Omit all pictures, then retype the data exactly as given.

▸ **DATA**:
>>>

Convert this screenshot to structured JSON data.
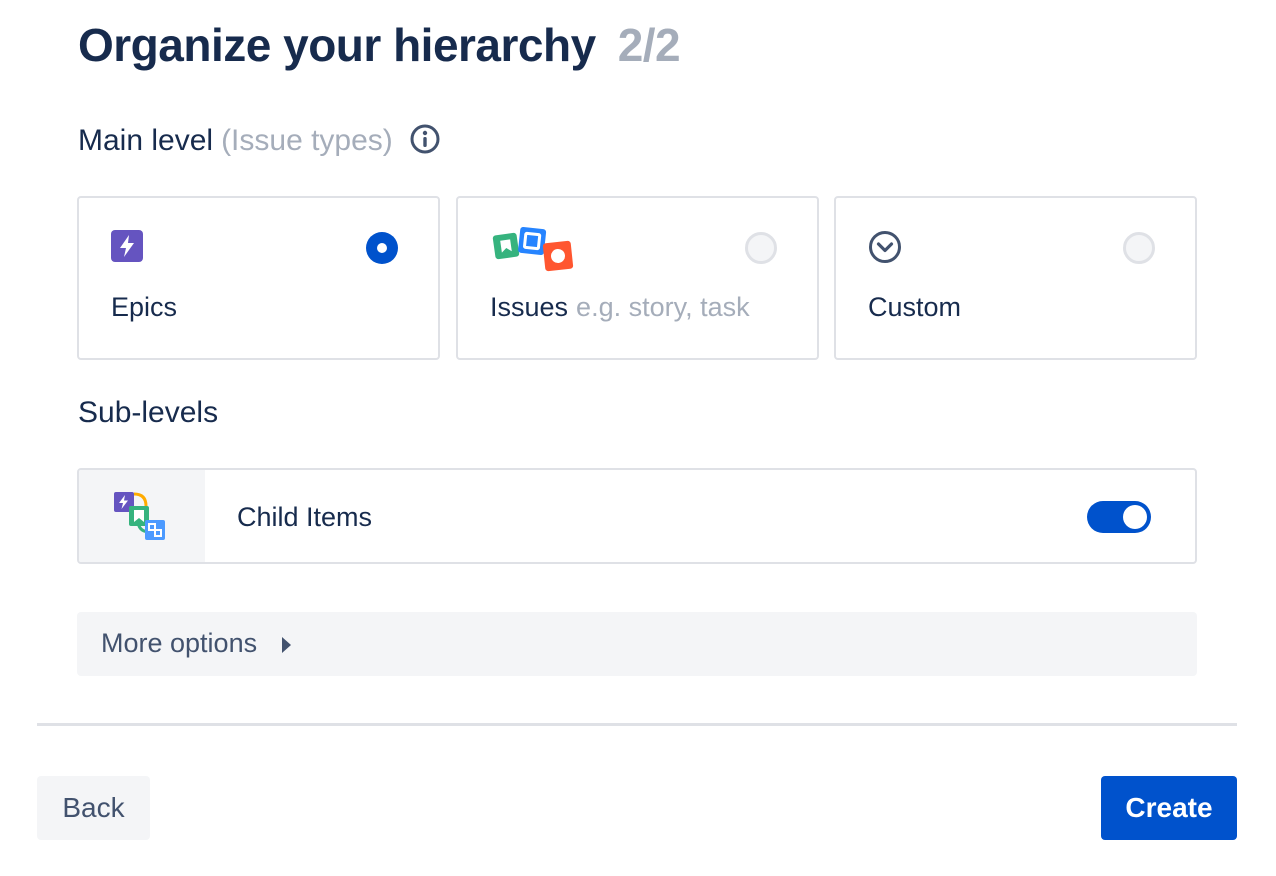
{
  "header": {
    "title": "Organize your hierarchy",
    "step": "2/2"
  },
  "main_level": {
    "label": "Main level",
    "sublabel": "(Issue types)",
    "info_icon": "info-icon",
    "options": [
      {
        "label": "Epics",
        "hint": "",
        "icon": "epic-icon",
        "selected": true
      },
      {
        "label": "Issues",
        "hint": "e.g. story, task",
        "icon": "issue-types-icon",
        "selected": false
      },
      {
        "label": "Custom",
        "hint": "",
        "icon": "chevron-circle-icon",
        "selected": false
      }
    ]
  },
  "sub_levels": {
    "label": "Sub-levels",
    "item": {
      "label": "Child Items",
      "icon": "child-items-icon",
      "enabled": true
    }
  },
  "more_options": {
    "label": "More options",
    "icon": "caret-right-icon"
  },
  "footer": {
    "back_label": "Back",
    "create_label": "Create"
  },
  "colors": {
    "primary": "#0052cc",
    "text": "#172b4d",
    "muted": "#a5adba",
    "epic": "#6554c0",
    "story": "#36b37e",
    "task": "#2684ff",
    "bug": "#ff5630"
  }
}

<<<

▸ **FINISHED ANSWER**:
Convert this screenshot to structured JSON data.
{
  "header": {
    "title": "Organize your hierarchy",
    "step": "2/2"
  },
  "main_level": {
    "label": "Main level",
    "sublabel": "(Issue types)",
    "info_icon": "info-icon",
    "options": [
      {
        "label": "Epics",
        "hint": "",
        "icon": "epic-icon",
        "selected": true
      },
      {
        "label": "Issues",
        "hint": "e.g. story, task",
        "icon": "issue-types-icon",
        "selected": false
      },
      {
        "label": "Custom",
        "hint": "",
        "icon": "chevron-circle-icon",
        "selected": false
      }
    ]
  },
  "sub_levels": {
    "label": "Sub-levels",
    "item": {
      "label": "Child Items",
      "icon": "child-items-icon",
      "enabled": true
    }
  },
  "more_options": {
    "label": "More options",
    "icon": "caret-right-icon"
  },
  "footer": {
    "back_label": "Back",
    "create_label": "Create"
  },
  "colors": {
    "primary": "#0052cc",
    "text": "#172b4d",
    "muted": "#a5adba",
    "epic": "#6554c0",
    "story": "#36b37e",
    "task": "#2684ff",
    "bug": "#ff5630"
  }
}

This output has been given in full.